— START Provided records —

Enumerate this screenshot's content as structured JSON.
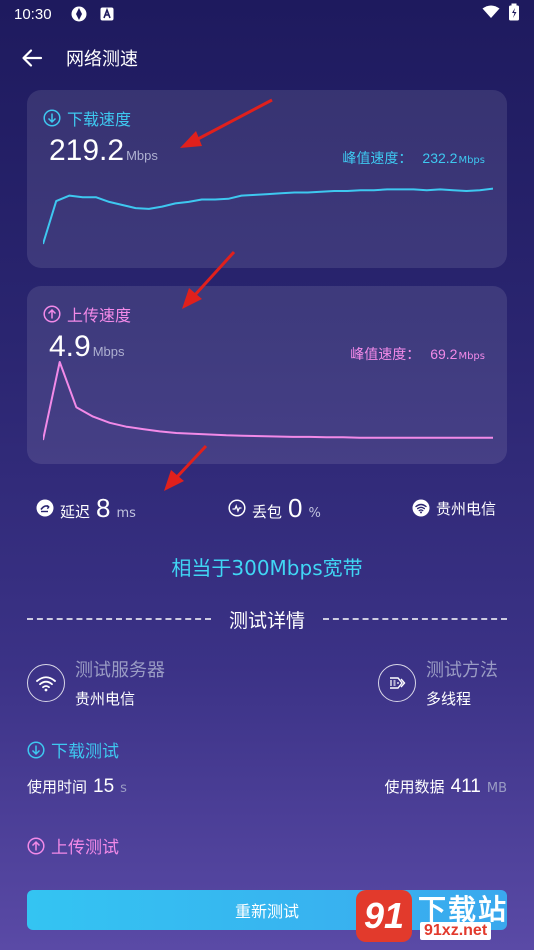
{
  "status_bar": {
    "time": "10:30"
  },
  "app_bar": {
    "title": "网络测速"
  },
  "download": {
    "heading": "下载速度",
    "speed": "219.2",
    "unit": "Mbps",
    "peak_label": "峰值速度：",
    "peak_value": "232.2",
    "peak_unit": "Mbps",
    "color": "#3ec8f0",
    "graph": [
      0,
      0.55,
      0.62,
      0.6,
      0.6,
      0.54,
      0.5,
      0.46,
      0.45,
      0.48,
      0.52,
      0.54,
      0.57,
      0.57,
      0.58,
      0.62,
      0.63,
      0.64,
      0.65,
      0.66,
      0.66,
      0.67,
      0.68,
      0.68,
      0.69,
      0.69,
      0.7,
      0.7,
      0.7,
      0.69,
      0.7,
      0.69,
      0.68,
      0.69,
      0.71
    ]
  },
  "upload": {
    "heading": "上传速度",
    "speed": "4.9",
    "unit": "Mbps",
    "peak_label": "峰值速度：",
    "peak_value": "69.2",
    "peak_unit": "Mbps",
    "color": "#f28ae8",
    "graph": [
      0,
      1.0,
      0.42,
      0.3,
      0.22,
      0.17,
      0.14,
      0.11,
      0.09,
      0.08,
      0.07,
      0.06,
      0.055,
      0.05,
      0.045,
      0.04,
      0.04,
      0.035,
      0.035,
      0.03,
      0.03,
      0.03,
      0.03,
      0.03,
      0.03,
      0.03,
      0.03,
      0.03
    ]
  },
  "stats": {
    "latency_label": "延迟",
    "latency_value": "8",
    "latency_unit": "ms",
    "loss_label": "丢包",
    "loss_value": "0",
    "loss_unit": "%",
    "isp": "贵州电信"
  },
  "equivalent": "相当于300Mbps宽带",
  "details": {
    "title": "测试详情",
    "server_label": "测试服务器",
    "server_value": "贵州电信",
    "method_label": "测试方法",
    "method_value": "多线程"
  },
  "download_test": {
    "heading": "下载测试",
    "time_label": "使用时间",
    "time_value": "15",
    "time_unit": "s",
    "data_label": "使用数据",
    "data_value": "411",
    "data_unit": "MB"
  },
  "upload_test": {
    "heading": "上传测试"
  },
  "retest_button": "重新测试",
  "watermark": {
    "num": "91",
    "text": "下载站",
    "url": "91xz.net"
  },
  "icons": {
    "back": "arrow-left-icon",
    "download": "arrow-down-circle-icon",
    "upload": "arrow-up-circle-icon",
    "latency": "latency-gauge-icon",
    "loss": "packet-loss-icon",
    "wifi": "wifi-icon"
  }
}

— END Provided records —

Goal of the exercise: Reproduce all the records verbatim, excluding images.

Answer to this exercise:
Enumerate this screenshot's content as structured JSON.
{
  "status_bar": {
    "time": "10:30"
  },
  "app_bar": {
    "title": "网络测速"
  },
  "download": {
    "heading": "下载速度",
    "speed": "219.2",
    "unit": "Mbps",
    "peak_label": "峰值速度：",
    "peak_value": "232.2",
    "peak_unit": "Mbps",
    "color": "#3ec8f0",
    "graph": [
      0,
      0.55,
      0.62,
      0.6,
      0.6,
      0.54,
      0.5,
      0.46,
      0.45,
      0.48,
      0.52,
      0.54,
      0.57,
      0.57,
      0.58,
      0.62,
      0.63,
      0.64,
      0.65,
      0.66,
      0.66,
      0.67,
      0.68,
      0.68,
      0.69,
      0.69,
      0.7,
      0.7,
      0.7,
      0.69,
      0.7,
      0.69,
      0.68,
      0.69,
      0.71
    ]
  },
  "upload": {
    "heading": "上传速度",
    "speed": "4.9",
    "unit": "Mbps",
    "peak_label": "峰值速度：",
    "peak_value": "69.2",
    "peak_unit": "Mbps",
    "color": "#f28ae8",
    "graph": [
      0,
      1.0,
      0.42,
      0.3,
      0.22,
      0.17,
      0.14,
      0.11,
      0.09,
      0.08,
      0.07,
      0.06,
      0.055,
      0.05,
      0.045,
      0.04,
      0.04,
      0.035,
      0.035,
      0.03,
      0.03,
      0.03,
      0.03,
      0.03,
      0.03,
      0.03,
      0.03,
      0.03
    ]
  },
  "stats": {
    "latency_label": "延迟",
    "latency_value": "8",
    "latency_unit": "ms",
    "loss_label": "丢包",
    "loss_value": "0",
    "loss_unit": "%",
    "isp": "贵州电信"
  },
  "equivalent": "相当于300Mbps宽带",
  "details": {
    "title": "测试详情",
    "server_label": "测试服务器",
    "server_value": "贵州电信",
    "method_label": "测试方法",
    "method_value": "多线程"
  },
  "download_test": {
    "heading": "下载测试",
    "time_label": "使用时间",
    "time_value": "15",
    "time_unit": "s",
    "data_label": "使用数据",
    "data_value": "411",
    "data_unit": "MB"
  },
  "upload_test": {
    "heading": "上传测试"
  },
  "retest_button": "重新测试",
  "watermark": {
    "num": "91",
    "text": "下载站",
    "url": "91xz.net"
  },
  "icons": {
    "back": "arrow-left-icon",
    "download": "arrow-down-circle-icon",
    "upload": "arrow-up-circle-icon",
    "latency": "latency-gauge-icon",
    "loss": "packet-loss-icon",
    "wifi": "wifi-icon"
  }
}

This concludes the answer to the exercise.